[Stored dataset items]
▬▬▬▬▬▬
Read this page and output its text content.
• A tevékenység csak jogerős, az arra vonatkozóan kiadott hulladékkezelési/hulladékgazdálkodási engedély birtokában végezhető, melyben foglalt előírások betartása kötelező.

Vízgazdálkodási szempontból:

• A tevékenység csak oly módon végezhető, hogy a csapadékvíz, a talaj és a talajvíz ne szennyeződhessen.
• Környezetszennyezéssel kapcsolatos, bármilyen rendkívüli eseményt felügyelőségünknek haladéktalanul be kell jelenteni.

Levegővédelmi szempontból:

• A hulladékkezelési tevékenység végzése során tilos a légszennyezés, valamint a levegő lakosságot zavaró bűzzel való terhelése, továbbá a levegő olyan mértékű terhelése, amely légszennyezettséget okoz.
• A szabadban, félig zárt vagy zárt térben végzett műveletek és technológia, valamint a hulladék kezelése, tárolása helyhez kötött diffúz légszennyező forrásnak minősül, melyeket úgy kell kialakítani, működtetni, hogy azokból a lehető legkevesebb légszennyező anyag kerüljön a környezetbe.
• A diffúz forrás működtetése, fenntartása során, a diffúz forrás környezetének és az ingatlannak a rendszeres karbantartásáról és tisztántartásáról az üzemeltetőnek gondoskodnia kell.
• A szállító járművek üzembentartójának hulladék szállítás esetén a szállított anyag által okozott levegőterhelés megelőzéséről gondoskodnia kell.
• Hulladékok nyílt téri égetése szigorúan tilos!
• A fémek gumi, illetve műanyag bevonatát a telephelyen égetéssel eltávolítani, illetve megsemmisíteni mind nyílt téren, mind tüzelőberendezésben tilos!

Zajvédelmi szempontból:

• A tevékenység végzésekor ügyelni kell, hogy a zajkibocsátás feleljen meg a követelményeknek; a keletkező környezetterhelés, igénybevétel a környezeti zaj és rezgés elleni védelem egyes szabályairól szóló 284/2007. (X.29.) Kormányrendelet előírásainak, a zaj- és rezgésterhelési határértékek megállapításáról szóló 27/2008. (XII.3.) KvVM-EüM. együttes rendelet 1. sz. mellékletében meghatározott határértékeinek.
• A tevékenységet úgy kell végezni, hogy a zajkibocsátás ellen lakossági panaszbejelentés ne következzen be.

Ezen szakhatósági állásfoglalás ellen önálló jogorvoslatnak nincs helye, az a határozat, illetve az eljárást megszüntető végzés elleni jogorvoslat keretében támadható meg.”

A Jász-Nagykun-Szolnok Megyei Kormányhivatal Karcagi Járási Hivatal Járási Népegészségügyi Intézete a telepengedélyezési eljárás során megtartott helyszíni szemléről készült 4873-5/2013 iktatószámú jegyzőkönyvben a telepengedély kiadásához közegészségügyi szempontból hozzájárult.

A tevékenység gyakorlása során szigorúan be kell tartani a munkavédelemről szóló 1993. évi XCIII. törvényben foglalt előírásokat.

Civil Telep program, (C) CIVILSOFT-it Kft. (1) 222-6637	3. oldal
▬▬▬▬▬▬
## Challenge
Each line containing "elleni" counts once; state the total number of such lines and nothing else.

## Complete answer
2